[Records from a collection]
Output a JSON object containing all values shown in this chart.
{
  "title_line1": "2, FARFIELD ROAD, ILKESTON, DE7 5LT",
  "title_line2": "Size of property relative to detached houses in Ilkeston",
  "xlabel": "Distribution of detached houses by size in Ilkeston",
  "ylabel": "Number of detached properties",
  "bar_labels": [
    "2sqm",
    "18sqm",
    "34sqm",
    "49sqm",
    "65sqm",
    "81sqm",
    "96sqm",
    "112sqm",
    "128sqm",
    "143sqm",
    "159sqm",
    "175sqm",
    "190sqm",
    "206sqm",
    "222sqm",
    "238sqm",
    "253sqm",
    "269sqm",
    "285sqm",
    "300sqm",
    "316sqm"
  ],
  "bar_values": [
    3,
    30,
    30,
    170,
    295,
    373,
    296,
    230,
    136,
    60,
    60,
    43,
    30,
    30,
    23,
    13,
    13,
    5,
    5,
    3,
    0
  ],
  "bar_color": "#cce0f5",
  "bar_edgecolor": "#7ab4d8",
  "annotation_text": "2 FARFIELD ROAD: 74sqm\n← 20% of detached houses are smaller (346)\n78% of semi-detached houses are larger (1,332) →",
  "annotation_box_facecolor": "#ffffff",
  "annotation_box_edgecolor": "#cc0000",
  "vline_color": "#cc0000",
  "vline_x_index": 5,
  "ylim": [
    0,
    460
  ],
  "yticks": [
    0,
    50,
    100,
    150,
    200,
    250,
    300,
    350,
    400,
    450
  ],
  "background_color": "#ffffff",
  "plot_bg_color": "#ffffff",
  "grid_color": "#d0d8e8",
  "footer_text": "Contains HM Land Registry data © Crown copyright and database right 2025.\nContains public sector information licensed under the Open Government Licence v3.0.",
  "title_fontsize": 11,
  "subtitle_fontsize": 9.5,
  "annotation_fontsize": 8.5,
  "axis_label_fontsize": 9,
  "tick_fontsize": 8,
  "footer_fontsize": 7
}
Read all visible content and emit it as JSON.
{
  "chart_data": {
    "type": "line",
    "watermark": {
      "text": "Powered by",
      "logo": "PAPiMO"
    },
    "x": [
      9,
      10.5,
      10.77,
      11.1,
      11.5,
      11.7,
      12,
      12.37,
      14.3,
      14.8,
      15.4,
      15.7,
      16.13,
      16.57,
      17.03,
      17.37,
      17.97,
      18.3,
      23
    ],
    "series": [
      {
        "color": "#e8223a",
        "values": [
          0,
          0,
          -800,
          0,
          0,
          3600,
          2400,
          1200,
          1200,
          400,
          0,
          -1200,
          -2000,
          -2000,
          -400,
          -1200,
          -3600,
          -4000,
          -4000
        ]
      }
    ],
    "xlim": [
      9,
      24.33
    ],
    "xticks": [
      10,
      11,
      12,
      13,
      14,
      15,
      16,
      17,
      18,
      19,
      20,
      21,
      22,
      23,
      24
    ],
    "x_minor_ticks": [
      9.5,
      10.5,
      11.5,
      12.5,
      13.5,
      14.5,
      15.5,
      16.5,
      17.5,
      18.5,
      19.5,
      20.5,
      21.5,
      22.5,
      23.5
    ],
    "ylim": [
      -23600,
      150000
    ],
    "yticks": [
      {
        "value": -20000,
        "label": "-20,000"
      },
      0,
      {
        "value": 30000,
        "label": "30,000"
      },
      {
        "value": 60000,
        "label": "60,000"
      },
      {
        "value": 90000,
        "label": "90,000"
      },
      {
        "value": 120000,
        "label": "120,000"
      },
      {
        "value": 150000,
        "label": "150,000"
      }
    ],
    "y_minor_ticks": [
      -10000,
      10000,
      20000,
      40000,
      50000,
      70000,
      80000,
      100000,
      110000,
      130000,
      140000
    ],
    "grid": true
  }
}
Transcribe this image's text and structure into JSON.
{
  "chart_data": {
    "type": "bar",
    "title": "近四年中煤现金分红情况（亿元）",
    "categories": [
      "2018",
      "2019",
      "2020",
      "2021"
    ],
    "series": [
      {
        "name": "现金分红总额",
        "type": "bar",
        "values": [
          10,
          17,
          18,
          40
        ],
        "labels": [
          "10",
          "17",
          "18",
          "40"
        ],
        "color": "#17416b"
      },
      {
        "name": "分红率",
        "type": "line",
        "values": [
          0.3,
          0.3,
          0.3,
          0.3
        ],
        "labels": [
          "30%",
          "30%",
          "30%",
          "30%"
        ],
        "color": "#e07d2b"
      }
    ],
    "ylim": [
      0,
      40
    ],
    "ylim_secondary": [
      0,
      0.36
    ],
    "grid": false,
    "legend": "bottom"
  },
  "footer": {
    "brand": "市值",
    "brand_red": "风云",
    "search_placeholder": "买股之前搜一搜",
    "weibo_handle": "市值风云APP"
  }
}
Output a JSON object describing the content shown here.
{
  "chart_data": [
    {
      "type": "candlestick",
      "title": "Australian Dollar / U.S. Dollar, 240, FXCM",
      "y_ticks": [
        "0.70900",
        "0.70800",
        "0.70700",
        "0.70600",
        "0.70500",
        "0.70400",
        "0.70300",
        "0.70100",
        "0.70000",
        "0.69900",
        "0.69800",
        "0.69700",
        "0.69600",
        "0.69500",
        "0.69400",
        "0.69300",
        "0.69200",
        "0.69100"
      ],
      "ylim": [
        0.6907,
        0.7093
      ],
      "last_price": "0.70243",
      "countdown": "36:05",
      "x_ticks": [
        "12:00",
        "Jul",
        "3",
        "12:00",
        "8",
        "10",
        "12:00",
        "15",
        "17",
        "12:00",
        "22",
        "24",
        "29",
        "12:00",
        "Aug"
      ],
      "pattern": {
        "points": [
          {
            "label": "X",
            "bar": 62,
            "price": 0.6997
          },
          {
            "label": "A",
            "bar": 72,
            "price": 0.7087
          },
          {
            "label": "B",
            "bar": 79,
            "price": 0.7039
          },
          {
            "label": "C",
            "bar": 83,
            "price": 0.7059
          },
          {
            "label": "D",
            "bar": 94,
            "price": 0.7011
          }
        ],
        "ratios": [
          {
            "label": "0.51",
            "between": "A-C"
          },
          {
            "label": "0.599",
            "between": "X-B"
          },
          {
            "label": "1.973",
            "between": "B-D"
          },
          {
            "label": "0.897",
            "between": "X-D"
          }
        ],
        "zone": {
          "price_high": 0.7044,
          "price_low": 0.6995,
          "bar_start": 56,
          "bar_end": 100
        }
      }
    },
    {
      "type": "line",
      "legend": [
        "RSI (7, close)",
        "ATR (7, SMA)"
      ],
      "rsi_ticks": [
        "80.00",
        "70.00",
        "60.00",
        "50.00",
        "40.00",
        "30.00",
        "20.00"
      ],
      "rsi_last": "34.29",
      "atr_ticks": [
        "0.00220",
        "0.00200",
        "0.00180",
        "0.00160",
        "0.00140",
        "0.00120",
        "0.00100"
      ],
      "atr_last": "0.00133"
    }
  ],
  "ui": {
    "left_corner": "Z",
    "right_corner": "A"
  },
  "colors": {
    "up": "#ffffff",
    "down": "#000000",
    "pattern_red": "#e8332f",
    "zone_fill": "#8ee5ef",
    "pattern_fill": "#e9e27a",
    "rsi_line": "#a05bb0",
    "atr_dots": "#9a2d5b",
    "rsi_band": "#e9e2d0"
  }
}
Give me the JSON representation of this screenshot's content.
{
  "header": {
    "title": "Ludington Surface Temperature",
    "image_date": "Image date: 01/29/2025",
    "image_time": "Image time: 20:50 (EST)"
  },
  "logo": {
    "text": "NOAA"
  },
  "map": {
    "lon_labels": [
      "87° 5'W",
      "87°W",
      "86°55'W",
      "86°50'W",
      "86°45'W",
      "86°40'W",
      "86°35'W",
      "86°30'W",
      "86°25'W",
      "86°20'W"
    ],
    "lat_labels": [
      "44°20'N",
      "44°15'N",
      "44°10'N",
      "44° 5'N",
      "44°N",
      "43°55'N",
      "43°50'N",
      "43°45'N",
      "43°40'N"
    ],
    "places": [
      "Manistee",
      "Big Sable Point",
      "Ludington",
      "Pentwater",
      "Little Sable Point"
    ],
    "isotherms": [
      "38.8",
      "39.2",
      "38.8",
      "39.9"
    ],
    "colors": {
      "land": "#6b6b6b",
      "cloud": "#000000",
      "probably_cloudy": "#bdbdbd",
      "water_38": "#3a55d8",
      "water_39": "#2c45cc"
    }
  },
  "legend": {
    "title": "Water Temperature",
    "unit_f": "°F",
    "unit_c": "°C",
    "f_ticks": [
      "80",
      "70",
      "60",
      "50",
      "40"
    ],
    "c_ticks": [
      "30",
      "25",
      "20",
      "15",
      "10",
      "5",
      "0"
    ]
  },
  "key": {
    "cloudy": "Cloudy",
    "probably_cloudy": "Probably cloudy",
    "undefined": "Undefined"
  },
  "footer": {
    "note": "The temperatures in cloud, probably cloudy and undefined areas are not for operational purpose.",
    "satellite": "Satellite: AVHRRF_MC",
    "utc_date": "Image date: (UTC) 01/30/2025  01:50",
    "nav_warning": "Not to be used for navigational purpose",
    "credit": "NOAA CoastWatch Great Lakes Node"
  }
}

_TASK STATEMENT_.
Count the lines of the data that contain the string "type", and reply with that number alone.

_THE SOLUTION_.
6